Directions:
Among the lines of this listing, determine how many contain the string "Alternativa". Answer with the number only.
[Begin Data to process]
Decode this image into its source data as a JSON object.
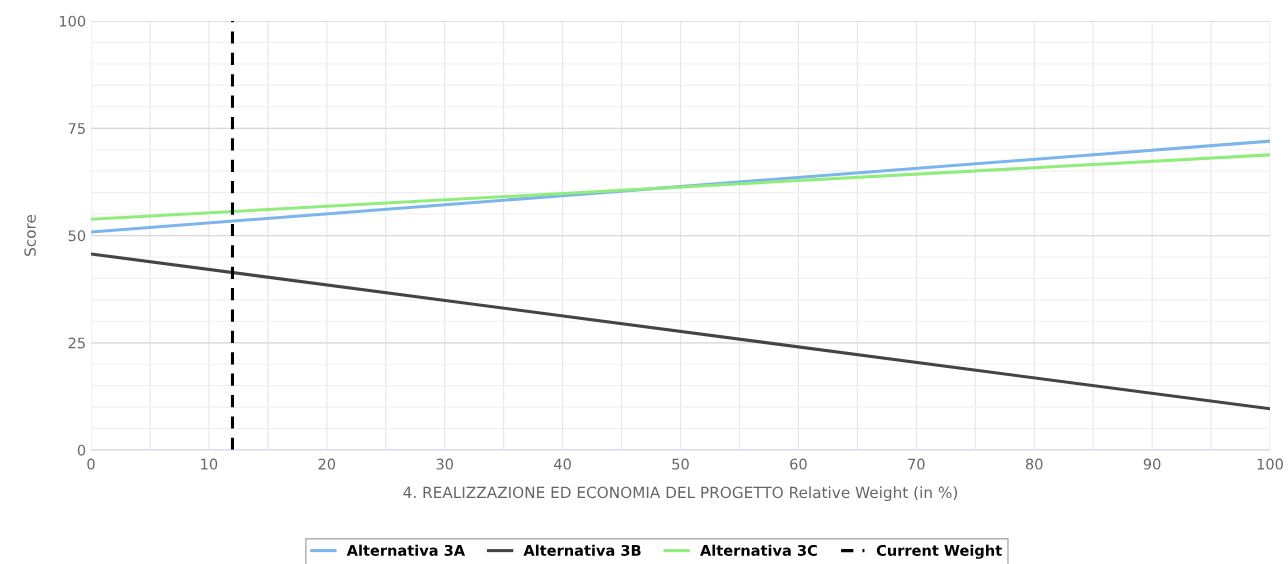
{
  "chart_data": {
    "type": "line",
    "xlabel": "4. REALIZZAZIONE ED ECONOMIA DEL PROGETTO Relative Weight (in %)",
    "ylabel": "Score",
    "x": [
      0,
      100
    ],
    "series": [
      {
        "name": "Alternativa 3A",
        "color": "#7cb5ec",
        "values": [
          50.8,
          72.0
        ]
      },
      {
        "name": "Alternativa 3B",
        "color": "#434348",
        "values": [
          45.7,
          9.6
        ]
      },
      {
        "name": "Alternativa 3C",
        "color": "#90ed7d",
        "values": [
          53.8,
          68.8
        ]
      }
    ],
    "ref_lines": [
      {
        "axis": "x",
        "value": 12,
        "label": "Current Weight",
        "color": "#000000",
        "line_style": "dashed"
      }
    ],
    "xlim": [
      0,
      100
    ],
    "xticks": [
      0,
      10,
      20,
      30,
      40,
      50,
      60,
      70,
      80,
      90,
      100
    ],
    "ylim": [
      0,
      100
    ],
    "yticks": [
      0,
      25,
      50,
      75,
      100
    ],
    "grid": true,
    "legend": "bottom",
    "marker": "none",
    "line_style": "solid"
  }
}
[End Data to process]
[Begin Data to process]
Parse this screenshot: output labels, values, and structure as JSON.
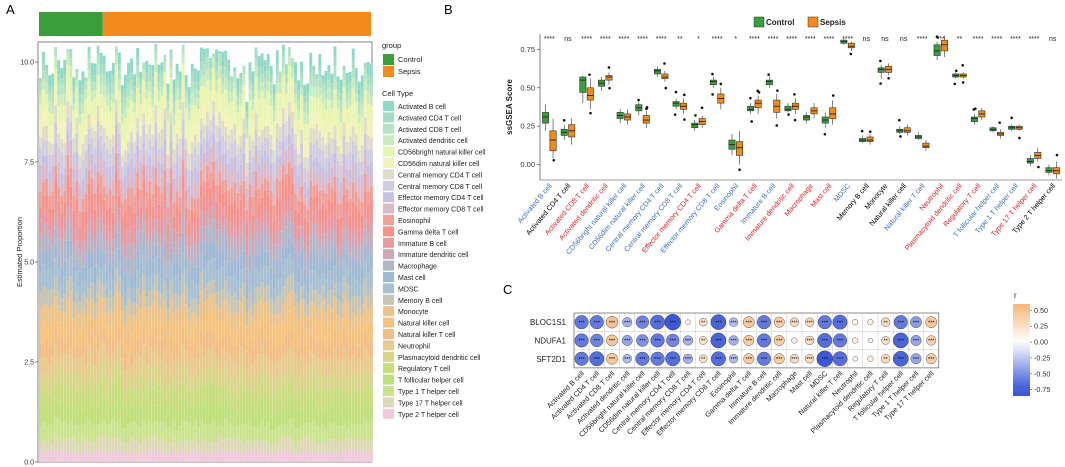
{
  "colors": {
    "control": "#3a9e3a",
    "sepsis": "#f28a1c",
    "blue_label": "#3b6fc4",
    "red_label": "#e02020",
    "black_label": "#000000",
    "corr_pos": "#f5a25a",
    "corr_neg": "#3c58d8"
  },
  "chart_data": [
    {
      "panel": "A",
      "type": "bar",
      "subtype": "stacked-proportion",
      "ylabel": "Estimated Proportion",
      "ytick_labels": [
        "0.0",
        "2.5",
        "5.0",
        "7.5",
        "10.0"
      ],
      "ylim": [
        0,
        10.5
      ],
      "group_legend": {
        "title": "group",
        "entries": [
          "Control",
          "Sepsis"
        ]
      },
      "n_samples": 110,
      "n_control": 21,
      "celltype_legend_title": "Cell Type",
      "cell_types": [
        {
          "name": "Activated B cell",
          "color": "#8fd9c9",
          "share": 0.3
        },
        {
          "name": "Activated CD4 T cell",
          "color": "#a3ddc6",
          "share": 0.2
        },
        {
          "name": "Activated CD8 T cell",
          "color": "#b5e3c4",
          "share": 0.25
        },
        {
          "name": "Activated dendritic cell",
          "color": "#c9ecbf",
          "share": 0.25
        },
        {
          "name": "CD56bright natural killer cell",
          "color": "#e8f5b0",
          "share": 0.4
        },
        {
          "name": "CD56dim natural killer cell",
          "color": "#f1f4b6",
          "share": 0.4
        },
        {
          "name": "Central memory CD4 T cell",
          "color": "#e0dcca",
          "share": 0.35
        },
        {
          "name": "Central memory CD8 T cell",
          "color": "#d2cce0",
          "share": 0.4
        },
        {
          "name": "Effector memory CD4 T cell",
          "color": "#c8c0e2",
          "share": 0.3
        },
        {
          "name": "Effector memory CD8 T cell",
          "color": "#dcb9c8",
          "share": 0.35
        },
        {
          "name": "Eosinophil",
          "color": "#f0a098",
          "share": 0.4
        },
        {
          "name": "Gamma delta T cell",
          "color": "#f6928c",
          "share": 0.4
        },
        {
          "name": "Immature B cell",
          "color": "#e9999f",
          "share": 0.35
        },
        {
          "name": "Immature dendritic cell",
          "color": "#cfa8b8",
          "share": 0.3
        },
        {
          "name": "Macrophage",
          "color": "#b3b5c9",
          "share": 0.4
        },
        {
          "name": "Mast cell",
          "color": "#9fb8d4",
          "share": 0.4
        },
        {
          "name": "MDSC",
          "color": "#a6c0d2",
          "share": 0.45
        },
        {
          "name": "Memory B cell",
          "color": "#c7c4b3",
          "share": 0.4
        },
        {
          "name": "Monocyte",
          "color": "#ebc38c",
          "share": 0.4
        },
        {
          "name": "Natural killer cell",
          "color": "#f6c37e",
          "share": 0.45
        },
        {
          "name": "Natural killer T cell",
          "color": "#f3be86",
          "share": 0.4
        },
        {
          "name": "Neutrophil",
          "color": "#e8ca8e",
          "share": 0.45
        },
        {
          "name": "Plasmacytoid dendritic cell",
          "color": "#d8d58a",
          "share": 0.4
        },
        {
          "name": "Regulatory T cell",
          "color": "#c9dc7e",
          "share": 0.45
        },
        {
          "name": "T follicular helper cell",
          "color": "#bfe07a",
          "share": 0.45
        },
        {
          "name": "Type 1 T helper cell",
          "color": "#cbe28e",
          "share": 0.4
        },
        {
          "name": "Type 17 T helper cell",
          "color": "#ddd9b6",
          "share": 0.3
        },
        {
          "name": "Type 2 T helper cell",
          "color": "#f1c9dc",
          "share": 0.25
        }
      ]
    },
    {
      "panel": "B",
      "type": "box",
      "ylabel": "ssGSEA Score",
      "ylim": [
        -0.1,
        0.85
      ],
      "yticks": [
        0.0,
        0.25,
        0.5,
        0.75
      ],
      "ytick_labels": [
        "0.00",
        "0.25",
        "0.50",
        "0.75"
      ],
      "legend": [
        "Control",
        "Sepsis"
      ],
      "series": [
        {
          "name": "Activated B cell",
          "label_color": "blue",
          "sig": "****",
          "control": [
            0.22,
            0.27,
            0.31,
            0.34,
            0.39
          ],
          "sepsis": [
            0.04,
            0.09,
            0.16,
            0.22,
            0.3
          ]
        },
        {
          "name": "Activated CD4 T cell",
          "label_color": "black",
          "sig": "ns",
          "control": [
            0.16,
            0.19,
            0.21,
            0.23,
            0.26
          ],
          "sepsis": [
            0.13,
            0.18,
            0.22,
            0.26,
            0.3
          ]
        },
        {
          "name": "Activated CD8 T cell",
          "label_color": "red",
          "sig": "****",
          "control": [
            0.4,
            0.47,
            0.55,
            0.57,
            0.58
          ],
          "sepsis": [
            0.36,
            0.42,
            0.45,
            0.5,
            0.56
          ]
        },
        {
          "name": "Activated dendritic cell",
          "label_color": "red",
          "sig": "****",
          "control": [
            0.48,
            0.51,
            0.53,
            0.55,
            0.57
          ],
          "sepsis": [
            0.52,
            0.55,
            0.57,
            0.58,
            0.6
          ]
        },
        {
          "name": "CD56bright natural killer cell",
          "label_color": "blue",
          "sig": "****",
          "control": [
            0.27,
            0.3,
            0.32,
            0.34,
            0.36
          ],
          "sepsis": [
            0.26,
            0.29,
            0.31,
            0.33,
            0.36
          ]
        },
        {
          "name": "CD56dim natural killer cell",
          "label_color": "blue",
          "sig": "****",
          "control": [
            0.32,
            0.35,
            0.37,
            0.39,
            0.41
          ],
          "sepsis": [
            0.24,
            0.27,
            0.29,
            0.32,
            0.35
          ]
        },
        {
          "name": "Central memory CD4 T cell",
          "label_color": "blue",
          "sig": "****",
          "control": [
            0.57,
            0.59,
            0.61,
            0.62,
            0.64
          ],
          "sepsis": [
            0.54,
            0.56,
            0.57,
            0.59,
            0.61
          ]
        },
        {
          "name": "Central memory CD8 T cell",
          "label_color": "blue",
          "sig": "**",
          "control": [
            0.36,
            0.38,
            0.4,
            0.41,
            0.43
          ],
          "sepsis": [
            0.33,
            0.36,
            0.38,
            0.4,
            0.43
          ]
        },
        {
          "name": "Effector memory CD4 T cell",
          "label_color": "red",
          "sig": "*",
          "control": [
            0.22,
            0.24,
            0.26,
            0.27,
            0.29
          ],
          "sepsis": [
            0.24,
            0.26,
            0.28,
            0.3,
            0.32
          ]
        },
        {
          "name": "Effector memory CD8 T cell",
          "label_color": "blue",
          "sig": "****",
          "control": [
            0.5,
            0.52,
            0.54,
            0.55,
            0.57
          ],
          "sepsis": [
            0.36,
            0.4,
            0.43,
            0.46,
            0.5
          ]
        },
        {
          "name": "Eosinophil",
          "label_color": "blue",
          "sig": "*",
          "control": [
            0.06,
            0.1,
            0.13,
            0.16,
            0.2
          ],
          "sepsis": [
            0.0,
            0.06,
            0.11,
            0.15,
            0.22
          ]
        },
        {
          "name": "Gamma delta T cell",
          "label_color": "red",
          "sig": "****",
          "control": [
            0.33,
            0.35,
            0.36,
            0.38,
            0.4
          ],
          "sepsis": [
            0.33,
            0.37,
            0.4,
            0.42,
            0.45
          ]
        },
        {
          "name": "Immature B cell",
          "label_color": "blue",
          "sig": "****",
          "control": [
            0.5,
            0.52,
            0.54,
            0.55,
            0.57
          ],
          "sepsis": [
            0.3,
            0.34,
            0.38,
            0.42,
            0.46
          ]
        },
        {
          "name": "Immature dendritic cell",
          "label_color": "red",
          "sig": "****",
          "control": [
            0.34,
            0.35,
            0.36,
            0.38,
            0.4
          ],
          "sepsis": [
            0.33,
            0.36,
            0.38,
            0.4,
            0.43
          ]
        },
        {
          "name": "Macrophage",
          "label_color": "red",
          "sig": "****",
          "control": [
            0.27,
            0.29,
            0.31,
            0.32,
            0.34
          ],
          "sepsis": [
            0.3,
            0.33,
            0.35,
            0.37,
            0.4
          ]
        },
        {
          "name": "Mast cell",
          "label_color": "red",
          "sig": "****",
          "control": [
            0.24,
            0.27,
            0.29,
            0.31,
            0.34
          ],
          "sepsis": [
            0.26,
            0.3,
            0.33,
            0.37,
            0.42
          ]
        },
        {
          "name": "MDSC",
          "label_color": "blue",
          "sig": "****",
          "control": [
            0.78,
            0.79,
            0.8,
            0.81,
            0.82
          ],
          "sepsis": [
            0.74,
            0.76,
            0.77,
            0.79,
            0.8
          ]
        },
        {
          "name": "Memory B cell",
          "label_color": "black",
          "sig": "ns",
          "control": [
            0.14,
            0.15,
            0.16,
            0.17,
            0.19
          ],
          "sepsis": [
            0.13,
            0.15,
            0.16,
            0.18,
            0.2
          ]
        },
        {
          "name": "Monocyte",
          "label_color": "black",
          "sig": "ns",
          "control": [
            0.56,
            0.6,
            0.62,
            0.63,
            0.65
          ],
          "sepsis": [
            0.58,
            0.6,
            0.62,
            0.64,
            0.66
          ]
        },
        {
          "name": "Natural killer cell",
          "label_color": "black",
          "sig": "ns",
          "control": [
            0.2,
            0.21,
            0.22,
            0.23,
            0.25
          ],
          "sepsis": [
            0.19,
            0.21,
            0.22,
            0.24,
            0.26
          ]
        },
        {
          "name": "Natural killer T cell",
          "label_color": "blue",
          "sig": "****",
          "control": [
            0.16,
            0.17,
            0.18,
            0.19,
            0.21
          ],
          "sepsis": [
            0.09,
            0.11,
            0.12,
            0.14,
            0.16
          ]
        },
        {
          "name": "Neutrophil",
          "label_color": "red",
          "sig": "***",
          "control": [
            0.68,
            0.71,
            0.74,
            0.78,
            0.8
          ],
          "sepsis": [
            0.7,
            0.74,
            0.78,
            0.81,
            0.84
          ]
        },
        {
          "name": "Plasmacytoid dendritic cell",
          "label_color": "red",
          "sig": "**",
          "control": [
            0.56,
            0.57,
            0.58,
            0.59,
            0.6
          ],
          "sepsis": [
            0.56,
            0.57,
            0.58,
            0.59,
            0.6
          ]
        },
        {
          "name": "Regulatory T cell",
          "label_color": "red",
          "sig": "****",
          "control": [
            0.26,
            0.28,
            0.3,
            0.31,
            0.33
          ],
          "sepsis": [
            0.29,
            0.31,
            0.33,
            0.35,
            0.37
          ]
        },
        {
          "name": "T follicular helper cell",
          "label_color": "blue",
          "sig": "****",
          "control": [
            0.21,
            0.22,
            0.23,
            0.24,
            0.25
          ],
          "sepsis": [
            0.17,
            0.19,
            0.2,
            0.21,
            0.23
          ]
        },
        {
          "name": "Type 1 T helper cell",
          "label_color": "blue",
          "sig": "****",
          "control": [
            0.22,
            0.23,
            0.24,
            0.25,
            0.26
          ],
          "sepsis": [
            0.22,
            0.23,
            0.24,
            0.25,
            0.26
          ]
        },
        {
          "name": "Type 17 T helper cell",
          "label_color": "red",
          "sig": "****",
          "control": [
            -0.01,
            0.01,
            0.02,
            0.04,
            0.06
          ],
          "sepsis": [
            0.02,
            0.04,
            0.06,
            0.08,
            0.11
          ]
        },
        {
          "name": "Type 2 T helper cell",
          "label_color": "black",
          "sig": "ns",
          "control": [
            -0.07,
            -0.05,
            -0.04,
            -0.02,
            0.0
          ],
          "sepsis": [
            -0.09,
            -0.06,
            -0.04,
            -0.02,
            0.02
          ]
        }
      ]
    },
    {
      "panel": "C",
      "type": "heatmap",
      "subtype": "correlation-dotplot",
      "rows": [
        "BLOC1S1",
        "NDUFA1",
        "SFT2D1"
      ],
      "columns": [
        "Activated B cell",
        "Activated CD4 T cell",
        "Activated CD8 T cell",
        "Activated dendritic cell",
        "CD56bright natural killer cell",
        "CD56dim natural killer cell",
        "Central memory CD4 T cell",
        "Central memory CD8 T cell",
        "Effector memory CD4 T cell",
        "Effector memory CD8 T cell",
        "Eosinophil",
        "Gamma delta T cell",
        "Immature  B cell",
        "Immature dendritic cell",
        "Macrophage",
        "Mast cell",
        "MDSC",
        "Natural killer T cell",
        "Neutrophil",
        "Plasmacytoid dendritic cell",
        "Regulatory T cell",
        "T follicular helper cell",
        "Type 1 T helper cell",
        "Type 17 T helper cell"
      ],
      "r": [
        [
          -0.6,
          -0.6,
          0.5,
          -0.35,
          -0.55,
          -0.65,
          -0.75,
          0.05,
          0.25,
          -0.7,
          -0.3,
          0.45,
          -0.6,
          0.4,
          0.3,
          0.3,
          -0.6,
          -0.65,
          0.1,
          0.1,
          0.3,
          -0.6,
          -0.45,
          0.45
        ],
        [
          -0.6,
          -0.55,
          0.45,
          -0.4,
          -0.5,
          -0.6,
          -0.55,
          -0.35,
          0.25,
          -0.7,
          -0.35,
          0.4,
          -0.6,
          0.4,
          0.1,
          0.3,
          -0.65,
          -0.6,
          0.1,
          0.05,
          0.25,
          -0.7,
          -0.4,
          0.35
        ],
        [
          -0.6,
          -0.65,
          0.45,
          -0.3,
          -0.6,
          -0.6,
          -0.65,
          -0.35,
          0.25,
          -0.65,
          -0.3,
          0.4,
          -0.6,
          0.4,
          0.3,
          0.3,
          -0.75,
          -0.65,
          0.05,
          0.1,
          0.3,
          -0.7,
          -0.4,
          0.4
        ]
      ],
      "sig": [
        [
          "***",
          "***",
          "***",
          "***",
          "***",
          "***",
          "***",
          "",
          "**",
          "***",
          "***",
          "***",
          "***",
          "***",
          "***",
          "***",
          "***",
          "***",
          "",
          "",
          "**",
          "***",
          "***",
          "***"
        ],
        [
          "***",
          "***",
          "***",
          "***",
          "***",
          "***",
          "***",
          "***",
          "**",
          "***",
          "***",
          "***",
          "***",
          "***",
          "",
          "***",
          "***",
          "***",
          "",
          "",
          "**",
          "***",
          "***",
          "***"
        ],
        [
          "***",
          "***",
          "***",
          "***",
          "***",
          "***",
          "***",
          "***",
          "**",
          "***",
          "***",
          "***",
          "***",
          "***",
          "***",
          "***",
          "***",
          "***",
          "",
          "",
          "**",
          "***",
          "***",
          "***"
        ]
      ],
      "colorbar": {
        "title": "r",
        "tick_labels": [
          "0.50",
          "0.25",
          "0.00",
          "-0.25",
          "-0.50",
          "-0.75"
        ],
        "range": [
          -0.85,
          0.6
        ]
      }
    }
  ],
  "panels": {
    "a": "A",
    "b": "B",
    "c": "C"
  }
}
[End Data to process]
Task output:
3